● **Task**
Scan the data. Collect each line that contains the word "Canada".

● **Listed entries**
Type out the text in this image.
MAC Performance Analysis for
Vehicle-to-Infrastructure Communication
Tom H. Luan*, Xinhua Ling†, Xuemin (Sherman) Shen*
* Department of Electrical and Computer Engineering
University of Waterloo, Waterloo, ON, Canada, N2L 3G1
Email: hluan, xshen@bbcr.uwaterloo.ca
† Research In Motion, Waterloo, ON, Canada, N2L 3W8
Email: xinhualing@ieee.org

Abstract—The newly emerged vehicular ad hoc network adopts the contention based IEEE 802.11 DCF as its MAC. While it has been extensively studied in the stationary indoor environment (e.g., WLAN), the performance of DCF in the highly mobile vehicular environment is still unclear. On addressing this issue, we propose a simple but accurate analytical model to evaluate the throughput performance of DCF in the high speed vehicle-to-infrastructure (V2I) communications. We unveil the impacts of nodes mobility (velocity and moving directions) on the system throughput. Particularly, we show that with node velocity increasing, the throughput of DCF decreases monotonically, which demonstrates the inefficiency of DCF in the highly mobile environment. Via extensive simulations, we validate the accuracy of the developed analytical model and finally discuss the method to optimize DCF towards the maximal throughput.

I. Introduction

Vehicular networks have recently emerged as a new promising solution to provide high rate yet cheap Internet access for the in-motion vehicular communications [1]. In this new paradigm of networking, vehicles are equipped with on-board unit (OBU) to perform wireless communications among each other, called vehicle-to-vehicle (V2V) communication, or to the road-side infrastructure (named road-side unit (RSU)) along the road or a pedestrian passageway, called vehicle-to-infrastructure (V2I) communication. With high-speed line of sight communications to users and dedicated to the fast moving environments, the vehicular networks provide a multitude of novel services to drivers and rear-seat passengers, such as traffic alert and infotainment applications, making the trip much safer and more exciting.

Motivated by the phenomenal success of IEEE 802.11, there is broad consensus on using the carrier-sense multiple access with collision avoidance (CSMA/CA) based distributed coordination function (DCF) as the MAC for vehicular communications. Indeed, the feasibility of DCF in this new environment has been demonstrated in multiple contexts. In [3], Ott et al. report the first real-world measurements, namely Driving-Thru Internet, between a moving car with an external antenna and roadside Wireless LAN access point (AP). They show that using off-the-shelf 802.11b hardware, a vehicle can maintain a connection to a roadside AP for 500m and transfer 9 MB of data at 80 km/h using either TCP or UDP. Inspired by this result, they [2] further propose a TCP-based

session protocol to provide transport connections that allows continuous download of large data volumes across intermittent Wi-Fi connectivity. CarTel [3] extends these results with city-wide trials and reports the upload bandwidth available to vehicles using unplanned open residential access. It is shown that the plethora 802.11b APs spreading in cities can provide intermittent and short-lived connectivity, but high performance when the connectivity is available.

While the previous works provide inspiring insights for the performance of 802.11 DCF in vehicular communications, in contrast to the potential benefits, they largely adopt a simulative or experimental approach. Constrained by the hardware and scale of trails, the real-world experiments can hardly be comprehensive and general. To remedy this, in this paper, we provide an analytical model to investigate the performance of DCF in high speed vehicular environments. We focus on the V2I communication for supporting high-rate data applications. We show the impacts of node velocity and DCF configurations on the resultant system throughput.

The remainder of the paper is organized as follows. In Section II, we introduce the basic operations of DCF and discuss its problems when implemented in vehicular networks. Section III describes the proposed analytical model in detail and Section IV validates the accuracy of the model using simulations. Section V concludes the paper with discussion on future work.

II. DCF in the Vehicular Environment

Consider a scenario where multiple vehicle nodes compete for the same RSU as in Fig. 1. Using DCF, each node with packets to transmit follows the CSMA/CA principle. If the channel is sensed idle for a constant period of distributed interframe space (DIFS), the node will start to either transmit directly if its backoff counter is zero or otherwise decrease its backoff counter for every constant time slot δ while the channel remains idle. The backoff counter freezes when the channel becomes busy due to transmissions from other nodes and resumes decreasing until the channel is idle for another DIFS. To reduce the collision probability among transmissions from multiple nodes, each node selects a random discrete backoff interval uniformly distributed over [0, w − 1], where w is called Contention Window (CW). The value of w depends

● **Task response**
University of Waterloo, Waterloo, ON, Canada, N2L 3G1
† Research In Motion, Waterloo, ON, Canada, N2L 3W8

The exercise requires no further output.